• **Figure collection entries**
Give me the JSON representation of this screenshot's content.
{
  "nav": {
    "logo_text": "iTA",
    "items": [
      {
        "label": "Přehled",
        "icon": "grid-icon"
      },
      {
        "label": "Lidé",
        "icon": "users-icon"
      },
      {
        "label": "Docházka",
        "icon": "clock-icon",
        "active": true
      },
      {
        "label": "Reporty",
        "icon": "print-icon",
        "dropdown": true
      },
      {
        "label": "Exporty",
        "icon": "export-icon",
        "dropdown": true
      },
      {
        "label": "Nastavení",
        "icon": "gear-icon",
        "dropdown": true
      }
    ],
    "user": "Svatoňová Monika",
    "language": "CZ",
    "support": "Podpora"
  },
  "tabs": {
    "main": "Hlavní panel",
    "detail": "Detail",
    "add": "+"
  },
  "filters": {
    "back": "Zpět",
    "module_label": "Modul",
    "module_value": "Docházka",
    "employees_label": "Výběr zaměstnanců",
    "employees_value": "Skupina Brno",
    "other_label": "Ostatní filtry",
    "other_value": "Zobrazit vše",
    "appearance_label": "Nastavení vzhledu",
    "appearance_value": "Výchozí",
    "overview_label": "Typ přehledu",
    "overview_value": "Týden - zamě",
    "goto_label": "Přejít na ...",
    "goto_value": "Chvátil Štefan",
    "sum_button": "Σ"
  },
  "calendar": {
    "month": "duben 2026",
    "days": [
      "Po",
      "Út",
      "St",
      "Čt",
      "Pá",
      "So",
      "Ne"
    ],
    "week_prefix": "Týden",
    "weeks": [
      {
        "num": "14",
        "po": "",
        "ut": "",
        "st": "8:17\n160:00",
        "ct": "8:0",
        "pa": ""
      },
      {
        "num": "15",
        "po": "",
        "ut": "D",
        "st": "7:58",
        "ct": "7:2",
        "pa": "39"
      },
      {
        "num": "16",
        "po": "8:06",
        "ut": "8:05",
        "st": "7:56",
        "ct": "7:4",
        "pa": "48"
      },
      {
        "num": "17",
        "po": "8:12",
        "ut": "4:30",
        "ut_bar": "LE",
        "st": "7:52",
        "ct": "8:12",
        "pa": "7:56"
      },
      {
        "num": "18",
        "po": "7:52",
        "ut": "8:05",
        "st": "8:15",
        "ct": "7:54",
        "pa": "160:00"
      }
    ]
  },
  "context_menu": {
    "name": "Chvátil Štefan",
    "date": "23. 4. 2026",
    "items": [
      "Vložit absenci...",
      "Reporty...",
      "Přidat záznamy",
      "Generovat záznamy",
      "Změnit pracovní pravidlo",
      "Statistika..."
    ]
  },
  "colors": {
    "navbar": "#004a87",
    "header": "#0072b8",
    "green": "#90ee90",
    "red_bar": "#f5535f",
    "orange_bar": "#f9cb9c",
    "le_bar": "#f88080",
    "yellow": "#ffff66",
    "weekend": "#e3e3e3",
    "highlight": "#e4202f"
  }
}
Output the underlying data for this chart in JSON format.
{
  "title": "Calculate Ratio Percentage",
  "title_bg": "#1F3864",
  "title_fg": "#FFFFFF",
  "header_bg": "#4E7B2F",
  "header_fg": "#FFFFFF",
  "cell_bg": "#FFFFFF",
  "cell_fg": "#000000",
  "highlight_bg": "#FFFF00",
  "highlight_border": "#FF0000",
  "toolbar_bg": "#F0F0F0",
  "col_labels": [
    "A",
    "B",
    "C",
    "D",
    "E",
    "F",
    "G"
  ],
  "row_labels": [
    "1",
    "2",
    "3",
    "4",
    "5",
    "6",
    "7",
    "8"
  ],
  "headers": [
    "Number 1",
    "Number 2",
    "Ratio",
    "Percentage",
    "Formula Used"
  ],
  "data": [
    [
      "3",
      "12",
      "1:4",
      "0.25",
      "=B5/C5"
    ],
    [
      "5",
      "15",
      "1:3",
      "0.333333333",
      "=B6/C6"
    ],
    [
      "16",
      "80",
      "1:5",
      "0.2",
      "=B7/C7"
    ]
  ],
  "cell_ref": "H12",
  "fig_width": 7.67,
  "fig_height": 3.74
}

• **EXERCISE OBJECTIVE**
Repeat the records above exactly.

• **SOLUTION FOR THIS EXERCISE**
Give me the JSON representation of this screenshot's content.
{
  "nav": {
    "logo_text": "iTA",
    "items": [
      {
        "label": "Přehled",
        "icon": "grid-icon"
      },
      {
        "label": "Lidé",
        "icon": "users-icon"
      },
      {
        "label": "Docházka",
        "icon": "clock-icon",
        "active": true
      },
      {
        "label": "Reporty",
        "icon": "print-icon",
        "dropdown": true
      },
      {
        "label": "Exporty",
        "icon": "export-icon",
        "dropdown": true
      },
      {
        "label": "Nastavení",
        "icon": "gear-icon",
        "dropdown": true
      }
    ],
    "user": "Svatoňová Monika",
    "language": "CZ",
    "support": "Podpora"
  },
  "tabs": {
    "main": "Hlavní panel",
    "detail": "Detail",
    "add": "+"
  },
  "filters": {
    "back": "Zpět",
    "module_label": "Modul",
    "module_value": "Docházka",
    "employees_label": "Výběr zaměstnanců",
    "employees_value": "Skupina Brno",
    "other_label": "Ostatní filtry",
    "other_value": "Zobrazit vše",
    "appearance_label": "Nastavení vzhledu",
    "appearance_value": "Výchozí",
    "overview_label": "Typ přehledu",
    "overview_value": "Týden - zamě",
    "goto_label": "Přejít na ...",
    "goto_value": "Chvátil Štefan",
    "sum_button": "Σ"
  },
  "calendar": {
    "month": "duben 2026",
    "days": [
      "Po",
      "Út",
      "St",
      "Čt",
      "Pá",
      "So",
      "Ne"
    ],
    "week_prefix": "Týden",
    "weeks": [
      {
        "num": "14",
        "po": "",
        "ut": "",
        "st": "8:17\n160:00",
        "ct": "8:0",
        "pa": ""
      },
      {
        "num": "15",
        "po": "",
        "ut": "D",
        "st": "7:58",
        "ct": "7:2",
        "pa": "39"
      },
      {
        "num": "16",
        "po": "8:06",
        "ut": "8:05",
        "st": "7:56",
        "ct": "7:4",
        "pa": "48"
      },
      {
        "num": "17",
        "po": "8:12",
        "ut": "4:30",
        "ut_bar": "LE",
        "st": "7:52",
        "ct": "8:12",
        "pa": "7:56"
      },
      {
        "num": "18",
        "po": "7:52",
        "ut": "8:05",
        "st": "8:15",
        "ct": "7:54",
        "pa": "160:00"
      }
    ]
  },
  "context_menu": {
    "name": "Chvátil Štefan",
    "date": "23. 4. 2026",
    "items": [
      "Vložit absenci...",
      "Reporty...",
      "Přidat záznamy",
      "Generovat záznamy",
      "Změnit pracovní pravidlo",
      "Statistika..."
    ]
  },
  "colors": {
    "navbar": "#004a87",
    "header": "#0072b8",
    "green": "#90ee90",
    "red_bar": "#f5535f",
    "orange_bar": "#f9cb9c",
    "le_bar": "#f88080",
    "yellow": "#ffff66",
    "weekend": "#e3e3e3",
    "highlight": "#e4202f"
  }
}
Output the underlying data for this chart in JSON format.
{
  "title": "Calculate Ratio Percentage",
  "title_bg": "#1F3864",
  "title_fg": "#FFFFFF",
  "header_bg": "#4E7B2F",
  "header_fg": "#FFFFFF",
  "cell_bg": "#FFFFFF",
  "cell_fg": "#000000",
  "highlight_bg": "#FFFF00",
  "highlight_border": "#FF0000",
  "toolbar_bg": "#F0F0F0",
  "col_labels": [
    "A",
    "B",
    "C",
    "D",
    "E",
    "F",
    "G"
  ],
  "row_labels": [
    "1",
    "2",
    "3",
    "4",
    "5",
    "6",
    "7",
    "8"
  ],
  "headers": [
    "Number 1",
    "Number 2",
    "Ratio",
    "Percentage",
    "Formula Used"
  ],
  "data": [
    [
      "3",
      "12",
      "1:4",
      "0.25",
      "=B5/C5"
    ],
    [
      "5",
      "15",
      "1:3",
      "0.333333333",
      "=B6/C6"
    ],
    [
      "16",
      "80",
      "1:5",
      "0.2",
      "=B7/C7"
    ]
  ],
  "cell_ref": "H12",
  "fig_width": 7.67,
  "fig_height": 3.74
}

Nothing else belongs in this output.